Resume the forum thread below about building racing headers, continuing after its last sentence.

▸ **Page text**:

- - - - - - -

The hole was already there actually, I didnt cut it. I couldnt get the right lengths on the passanger side going on the inside of the frame rail. I also dont like to use tight radius bends, actually I wont use tight radius bends. The driver side is all inside. The headers are actually perfect lenghts, Tri Ys on one of these cars is very hard to do, and make a nice header. I wanted these to be perfect as I have future plans of making this car a NHRA Stocker, probably a 426" street wedge. I designed the headers for 450 - 500 hp, which is what a good 426" street wedge Stocker engine should make. Comicly this job was one of those I thought id never finish jobs, and it was my own car.

Mark Lelchook
Performance Welding
Racing Headers
 
The hole was already there actually, I didnt cut it. I couldnt get the right lengths on the passanger side going on the inside of the frame rail. I also dont like to use tight radius bends, actually I wont use tight radius bends. The driver side is all inside. The headers are actually perfect lenghts, Tri Ys on one of these cars is very hard to do, and make a nice header. I wanted these to be perfect as I have future plans of making this car a NHRA Stocker, probably a 426" street wedge. I designed the headers for 450 - 500 hp, which is what a good 426" street wedge Stocker engine should make. Comicly this job was one of those I thought id never finish jobs, and it was my own car.

Mark Lelchook
Performance Welding
Racing Headers
Were in Northern California are you located? can you post a link or address?...
 
got 2' hoooker super comp-on my 67x for the street they are the best-with 410 out back --let big blocks breath
 
There's lots of talent up in them damn hills, just gotta look for it. My headers power most of the fastest Stock / Super Stock / Comp / Pro Stock Cars in the Country. And Im a Mopar Lover !!!

Thanks
Mark
 
Yep them Nor-California mountains can produce some serious, power, cars, race contenders, builder & fabricators...
 
New update on my header testing. I put on a old set of my 9" Hoosier Radials on the car with factory 8" steel wheels. I also put on my spare moroso electric water pump drive as well to try and keep the temp more consistent, and add a little power as well. Would you believe the car went a 12.59 at 103.5 mph. In addition ive decided to make this car into a legal NHRA Stocker, im gonna build a 426 street wedge for it, its rated at 300 hp with that combo. Im having so much fun with the car I wanna keep racing it. Ive got a set of 915 heads on the way and will start doing the engine over the winter. My E/SA 69 Barracuda is all done and sadly its too fast with the new rules. Im up for a new challenge, so im doing the 64 Dodge wit the 426" street wedge. Its a good combo, and will run in F/SA G/SA or H/SA. Ill run it in H as im not gonna tear the car apart to build a lightweight flyer like my Cuda.

- - - - - - -

▸ **Entries shown**:
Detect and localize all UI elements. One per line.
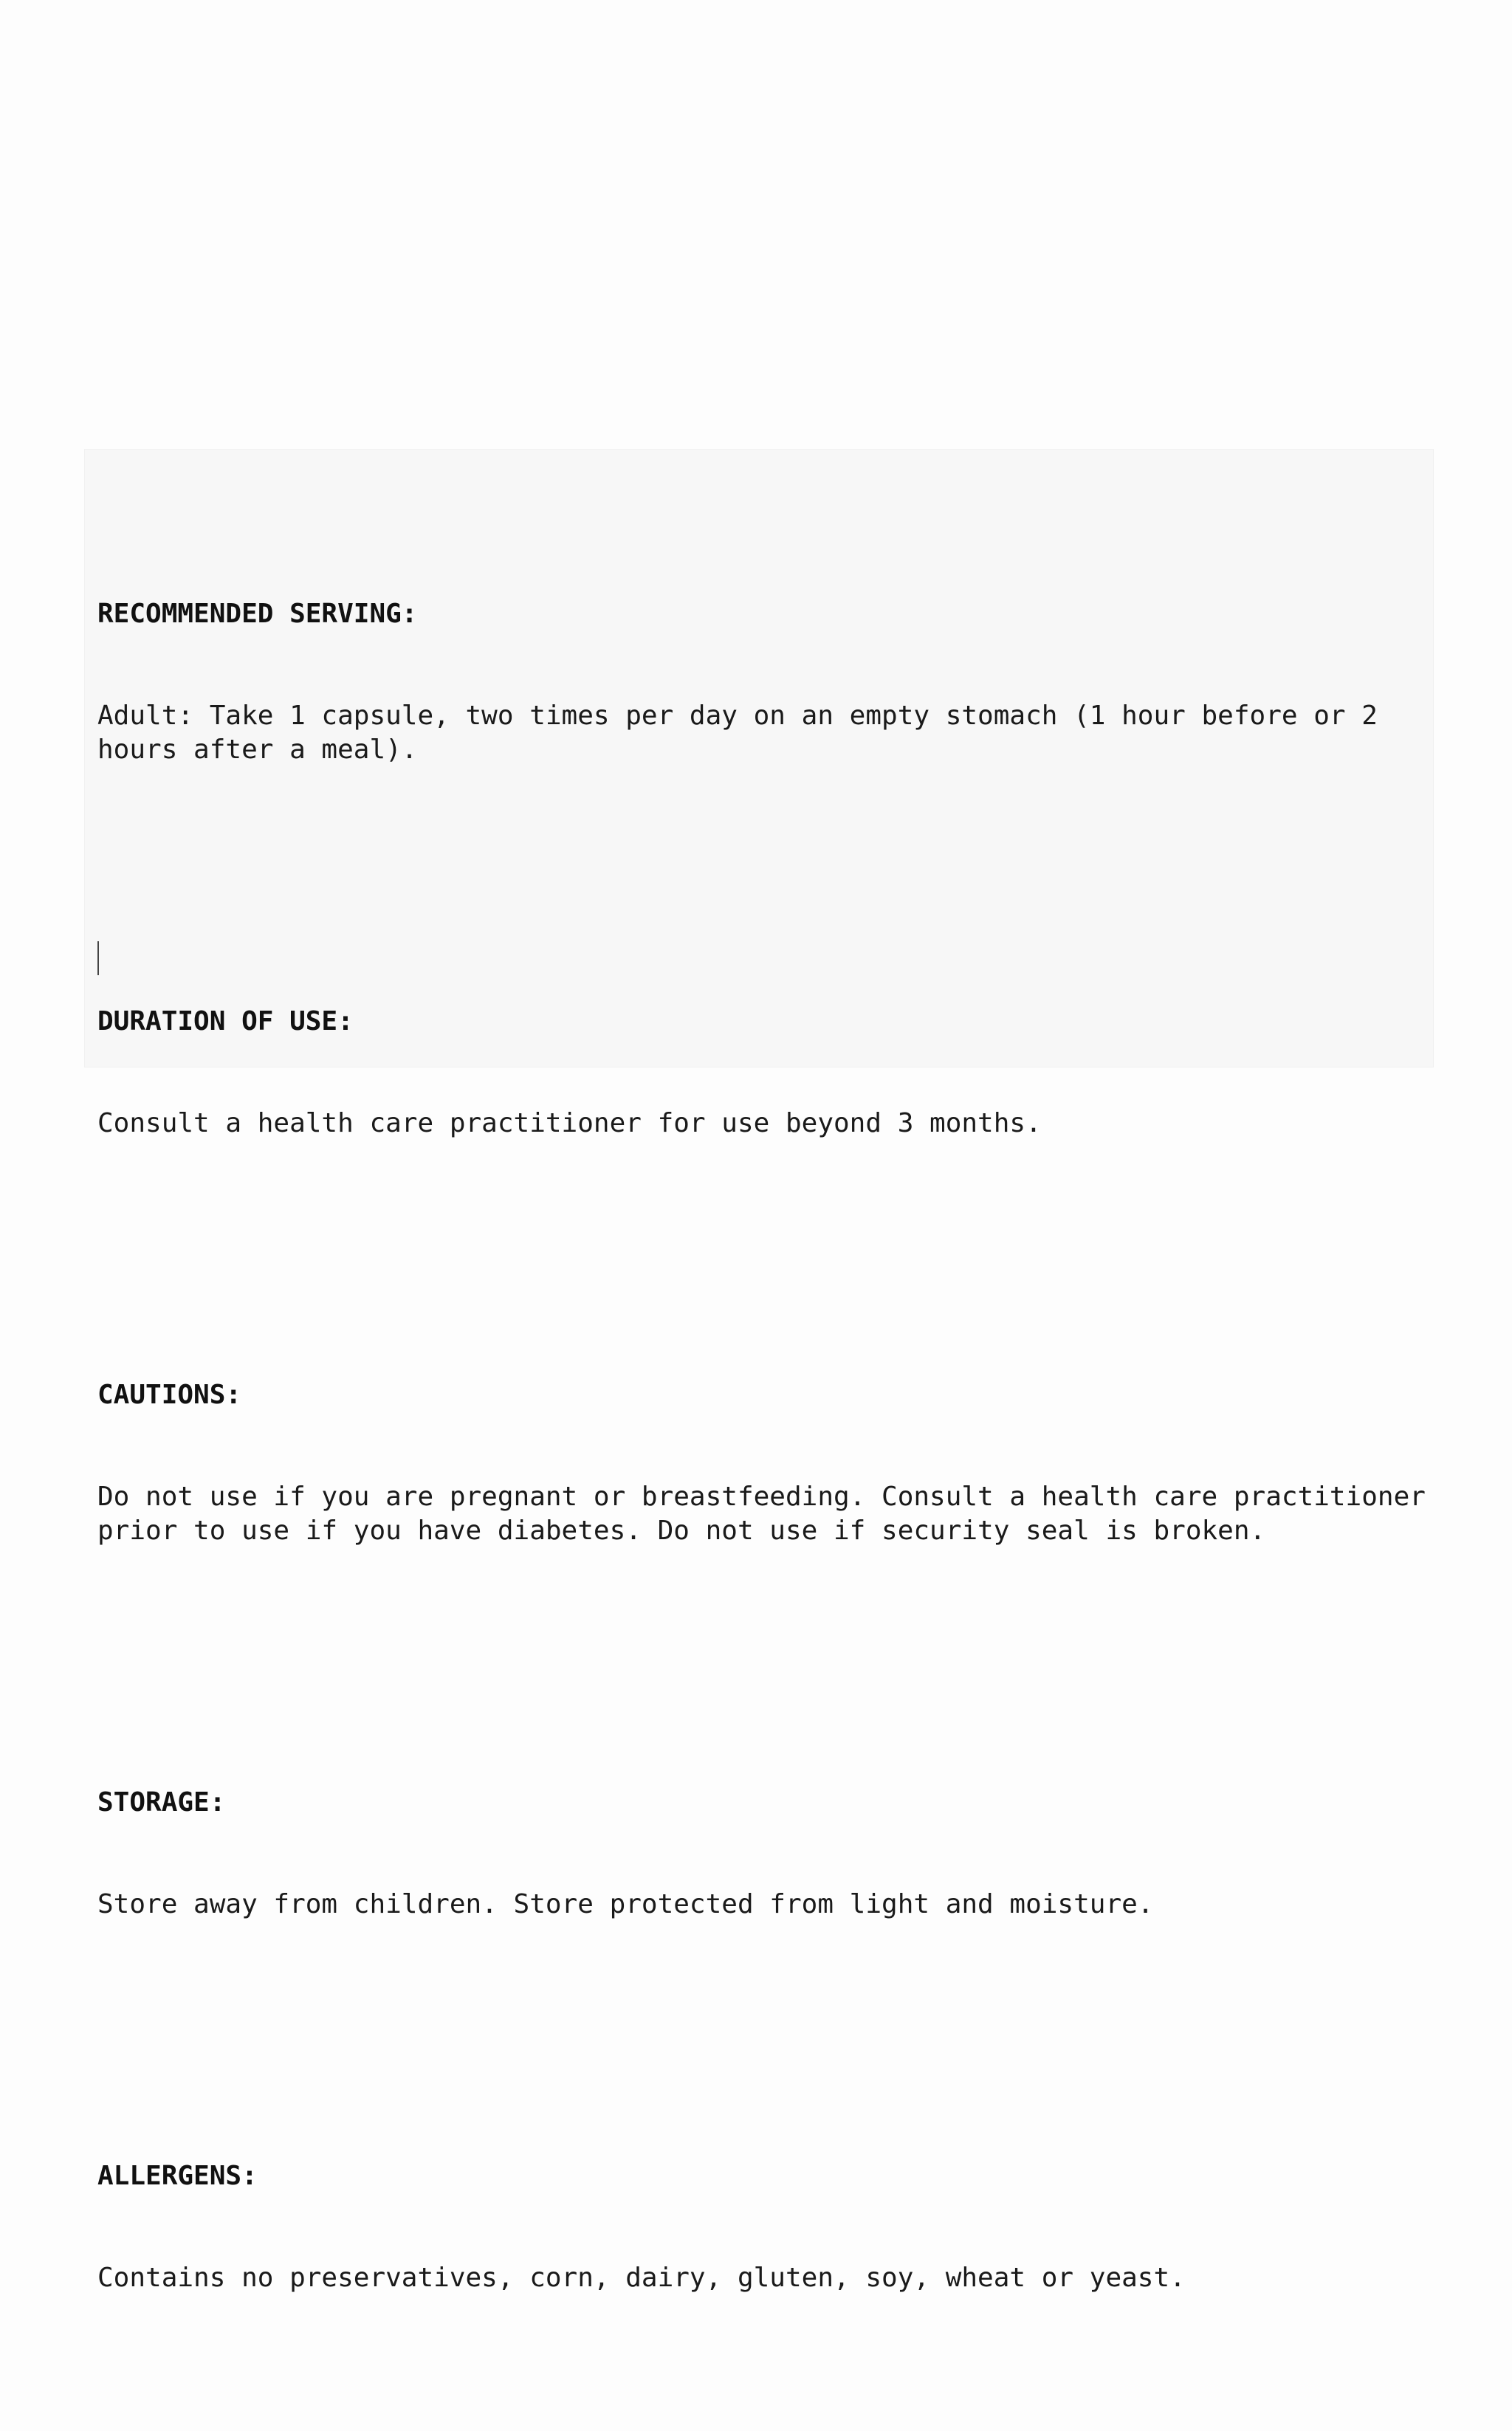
section-body: Consult a health care practitioner for use beyond 3 months. [97,1108,1042,1138]
section-storage [97,1718,1426,1990]
section-recommended-serving [97,529,1426,835]
section-heading: CAUTIONS: [97,1380,242,1410]
section-body: Store away from children. Store protected from light and moisture. [97,1889,1154,1919]
section-heading: RECOMMENDED SERVING: [97,599,418,629]
text-cursor [97,941,99,975]
section-heading: STORAGE: [97,1787,226,1818]
section-cautions [97,1310,1442,1616]
label-text-panel[interactable] [84,449,1442,2293]
section-heading: ALLERGENS: [97,2161,258,2191]
section-duration-of-use [97,937,1426,1208]
section-body: Adult: Take 1 capsule, two times per day on an empty stomach (1 hour before or 2 hours after a meal). [97,701,1394,765]
section-body: Contains no preservatives, corn, dairy, gluten, soy, wheat or yeast. [97,2263,1186,2293]
label-text-content [97,461,1442,2431]
section-body: Do not use if you are pregnant or breastfeeding. Consult a health care practitioner prior to use if you have diabetes. Do not use if security seal is broken. [97,1482,1442,1546]
section-heading: DURATION OF USE: [97,1006,354,1036]
section-allergens [97,2091,1426,2363]
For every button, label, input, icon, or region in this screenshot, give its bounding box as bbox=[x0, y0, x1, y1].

- - - - - - -

▸ **Response to the task**:
Mark Lelchook
 
Mark sounds like a couple of cool cars, look forward to seeing them some day, good showing really step up compared to the 14's & 13's it was running in your earlier posts, my competitive racing days unfortunately are kind of stalled at the moment, had to sell a car just to survive, I regret selling it daily, still have a street/strip car, but not too much income lately... Golf Equipment, Lessons & Construction business are really "s-l-o-w" borderline being dead on arrival... Still building a race car for a friend to supplement my lack of income, thank god for multiple talent's, I would be in dire trouble otherwise...
 
Mark....Nice work and good info. This was a good thread. Everyone offered excellent input. My 2 cents worth is on a street/strip car everything is a compromise. You need to concertrate on your exhaust system using the biggest diameter pipes from the front to the rear along with the most unrestricted muffler you can. The air pump we use for a motor needs the least restriction on the intake and exhaust side.
 
Got a new update. I went to put on the 452 heads I had ported and the piston was .165 in the hole. I opted to pull the engine and do a rebuild. I did this on the cheap cheap, my goal was to spend little dough. I bought a set of SRP flat top pistons which put the piston about .010 in the hole. I changed the rods from the six pack rods that were in it to a stock rod. I changes the cam from the small purple shaft that was in it to a custom Comp Cams. We used the Ford lobes so the profile wasnt too agressive. Intake duration is 270 and exhaust 269 at .050 on 109 lobe sep. When I got the cam here and read the card I had wished I had used a little smaller lobe but oh well.... its has quite a bit of overlap which is good as im gonna run it on pump gas. The heads flowed 250 cfm at .600 on my bench, which is what the lift on the cam is. The ports are small, but flow well for the size. I ported mostly the bowl area and was worried about going thru to water. I honed the block myself here at home, paid a buddy $100 to resize the rods, another friend balanced it for free. I bought an ATI dampner, and the rings are std tension top and second with a low tension oil ring. I broke the cam in with a set of Schubeck lifters out of my spare Stocker engine, and later installed a new set of Tool steel Ferrea lifters and did another break in on the cam. All and all I added it all up and I had $2300 into the rebuild. Like I said, on the cheap cheap. Its good to have a lot of friends in the industry, and I used all the parts I had laying around !!!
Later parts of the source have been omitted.